(Entries with figure data)
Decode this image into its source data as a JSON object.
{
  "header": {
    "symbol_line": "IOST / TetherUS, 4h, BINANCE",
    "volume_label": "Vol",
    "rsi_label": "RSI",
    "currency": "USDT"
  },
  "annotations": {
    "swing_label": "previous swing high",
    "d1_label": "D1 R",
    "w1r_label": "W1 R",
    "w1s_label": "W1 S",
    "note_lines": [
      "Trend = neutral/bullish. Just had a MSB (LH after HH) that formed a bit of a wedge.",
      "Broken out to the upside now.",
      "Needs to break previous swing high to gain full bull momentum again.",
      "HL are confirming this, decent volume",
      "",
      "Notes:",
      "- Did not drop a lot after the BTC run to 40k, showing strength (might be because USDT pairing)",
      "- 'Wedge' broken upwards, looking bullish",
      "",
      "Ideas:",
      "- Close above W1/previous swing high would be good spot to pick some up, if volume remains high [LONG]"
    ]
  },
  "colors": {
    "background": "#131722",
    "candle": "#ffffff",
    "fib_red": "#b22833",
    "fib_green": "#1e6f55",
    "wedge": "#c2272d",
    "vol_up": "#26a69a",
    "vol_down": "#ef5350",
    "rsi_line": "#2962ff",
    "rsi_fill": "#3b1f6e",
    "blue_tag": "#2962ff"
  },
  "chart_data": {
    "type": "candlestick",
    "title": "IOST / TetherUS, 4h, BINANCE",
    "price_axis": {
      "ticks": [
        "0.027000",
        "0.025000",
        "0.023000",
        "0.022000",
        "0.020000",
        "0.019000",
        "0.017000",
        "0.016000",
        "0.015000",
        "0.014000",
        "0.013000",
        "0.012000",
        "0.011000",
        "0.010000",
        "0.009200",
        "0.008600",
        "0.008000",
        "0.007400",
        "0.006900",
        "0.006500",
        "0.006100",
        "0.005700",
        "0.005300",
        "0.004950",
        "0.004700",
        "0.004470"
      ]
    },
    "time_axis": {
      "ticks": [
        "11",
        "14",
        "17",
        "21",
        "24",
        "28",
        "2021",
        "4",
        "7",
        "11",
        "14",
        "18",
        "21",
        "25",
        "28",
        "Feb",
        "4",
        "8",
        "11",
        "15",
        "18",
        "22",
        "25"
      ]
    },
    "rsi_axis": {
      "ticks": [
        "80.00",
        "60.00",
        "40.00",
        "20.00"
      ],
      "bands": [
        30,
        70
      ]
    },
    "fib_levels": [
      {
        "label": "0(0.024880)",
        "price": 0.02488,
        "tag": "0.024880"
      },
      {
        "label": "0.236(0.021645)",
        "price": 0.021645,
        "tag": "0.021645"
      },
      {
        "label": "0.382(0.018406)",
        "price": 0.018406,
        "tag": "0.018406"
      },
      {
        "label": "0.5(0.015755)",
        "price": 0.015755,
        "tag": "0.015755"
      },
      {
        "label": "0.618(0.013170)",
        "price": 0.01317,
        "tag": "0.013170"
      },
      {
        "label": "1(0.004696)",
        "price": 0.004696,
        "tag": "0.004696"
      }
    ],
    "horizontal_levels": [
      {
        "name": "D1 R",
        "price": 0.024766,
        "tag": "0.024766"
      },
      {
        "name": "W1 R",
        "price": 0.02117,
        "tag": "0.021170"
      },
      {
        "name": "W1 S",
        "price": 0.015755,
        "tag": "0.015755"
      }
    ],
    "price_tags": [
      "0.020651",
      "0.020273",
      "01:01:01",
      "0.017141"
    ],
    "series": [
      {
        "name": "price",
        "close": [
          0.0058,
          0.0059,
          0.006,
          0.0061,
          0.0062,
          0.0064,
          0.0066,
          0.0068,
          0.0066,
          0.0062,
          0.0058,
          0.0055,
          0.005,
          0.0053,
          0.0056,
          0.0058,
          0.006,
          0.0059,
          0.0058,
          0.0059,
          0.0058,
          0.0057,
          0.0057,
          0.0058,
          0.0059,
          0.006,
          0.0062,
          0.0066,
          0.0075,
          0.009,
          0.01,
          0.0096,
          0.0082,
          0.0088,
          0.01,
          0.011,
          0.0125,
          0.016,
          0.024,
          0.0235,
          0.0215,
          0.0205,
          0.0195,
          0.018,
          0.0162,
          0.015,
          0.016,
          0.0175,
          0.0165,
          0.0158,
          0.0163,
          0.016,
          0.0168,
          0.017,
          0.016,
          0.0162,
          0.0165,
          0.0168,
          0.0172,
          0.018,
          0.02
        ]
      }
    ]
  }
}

==

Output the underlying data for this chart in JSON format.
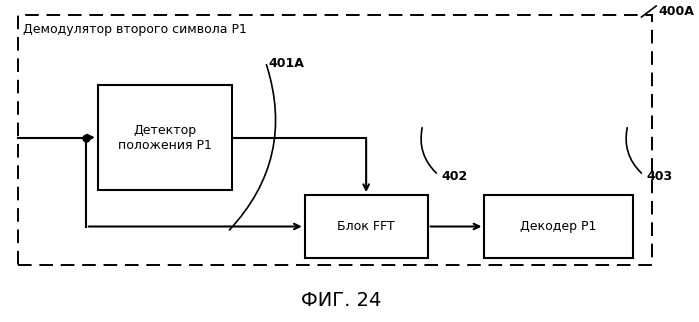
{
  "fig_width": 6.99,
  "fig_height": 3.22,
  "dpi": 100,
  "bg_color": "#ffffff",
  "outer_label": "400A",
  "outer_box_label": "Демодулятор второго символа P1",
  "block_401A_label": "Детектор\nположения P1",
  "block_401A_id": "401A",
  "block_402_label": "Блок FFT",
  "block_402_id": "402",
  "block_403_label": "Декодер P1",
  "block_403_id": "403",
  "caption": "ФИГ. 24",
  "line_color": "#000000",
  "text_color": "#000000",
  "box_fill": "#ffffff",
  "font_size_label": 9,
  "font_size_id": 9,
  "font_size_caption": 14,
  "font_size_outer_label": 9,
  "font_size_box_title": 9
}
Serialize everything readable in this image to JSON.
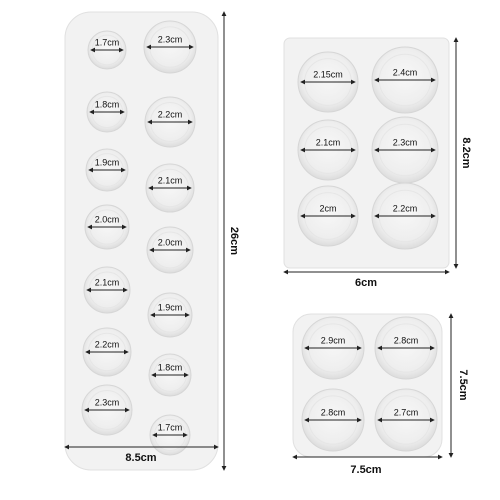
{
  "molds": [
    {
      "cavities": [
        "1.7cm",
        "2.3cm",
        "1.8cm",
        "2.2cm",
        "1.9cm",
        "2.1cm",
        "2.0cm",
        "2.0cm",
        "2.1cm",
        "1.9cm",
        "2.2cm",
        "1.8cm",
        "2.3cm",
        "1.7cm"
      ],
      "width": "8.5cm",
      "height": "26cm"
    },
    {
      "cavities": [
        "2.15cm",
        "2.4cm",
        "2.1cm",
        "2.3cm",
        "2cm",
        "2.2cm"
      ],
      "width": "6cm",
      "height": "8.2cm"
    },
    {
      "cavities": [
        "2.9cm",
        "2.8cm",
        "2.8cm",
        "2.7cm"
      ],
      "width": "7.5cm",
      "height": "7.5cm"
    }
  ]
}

...

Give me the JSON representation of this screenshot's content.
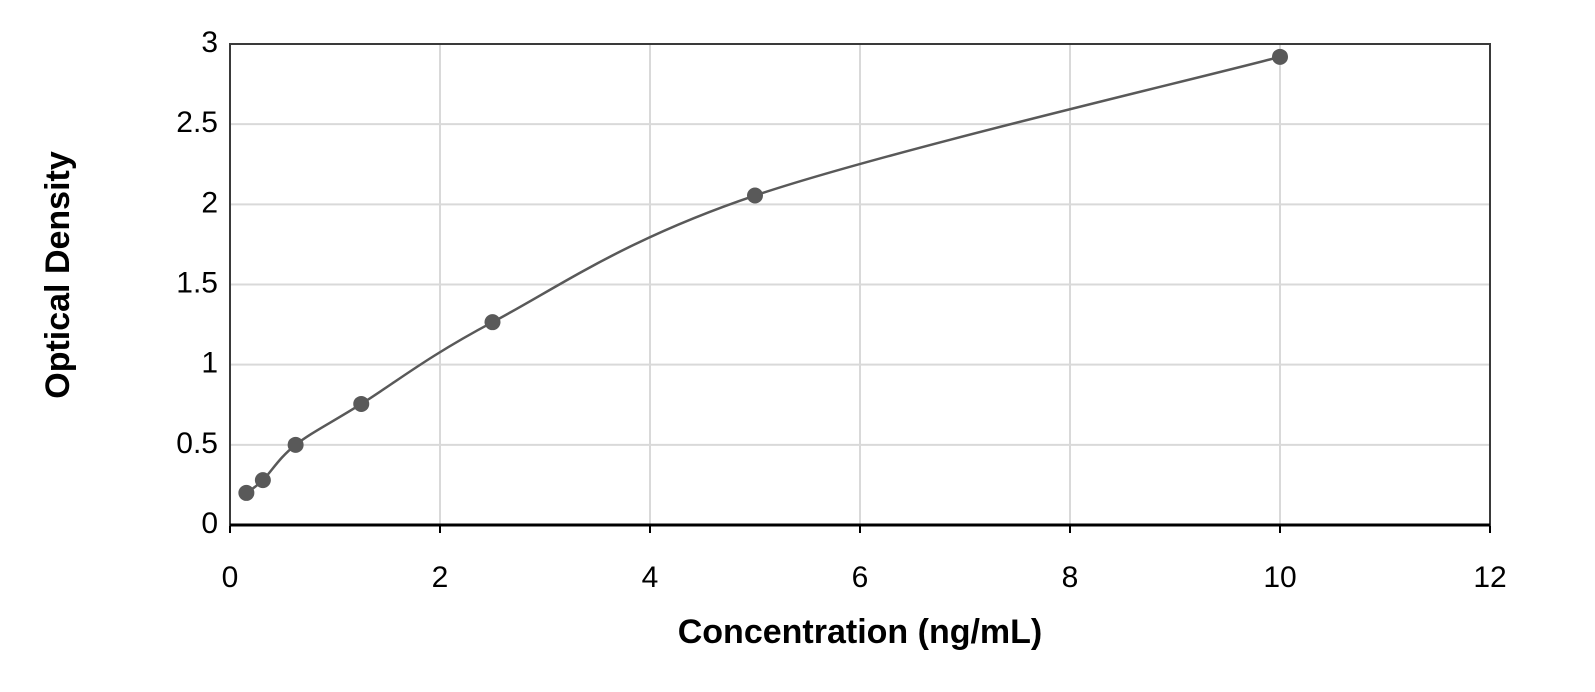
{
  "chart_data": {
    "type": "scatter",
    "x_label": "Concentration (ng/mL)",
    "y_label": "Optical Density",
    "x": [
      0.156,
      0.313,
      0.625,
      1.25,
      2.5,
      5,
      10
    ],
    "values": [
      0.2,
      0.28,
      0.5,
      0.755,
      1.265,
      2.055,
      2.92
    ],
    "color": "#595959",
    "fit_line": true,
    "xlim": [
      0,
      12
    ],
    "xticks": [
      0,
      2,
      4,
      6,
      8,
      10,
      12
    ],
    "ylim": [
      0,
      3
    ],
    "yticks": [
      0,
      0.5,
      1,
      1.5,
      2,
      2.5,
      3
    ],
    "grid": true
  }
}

- _Directive_
Show every line of the listing in which the string "ffffff" can be found.

- _Reply to the task_
    "candle": "#ffffff",
  "bg_color": "#ffffff",
  "box_fill": "#ffffff",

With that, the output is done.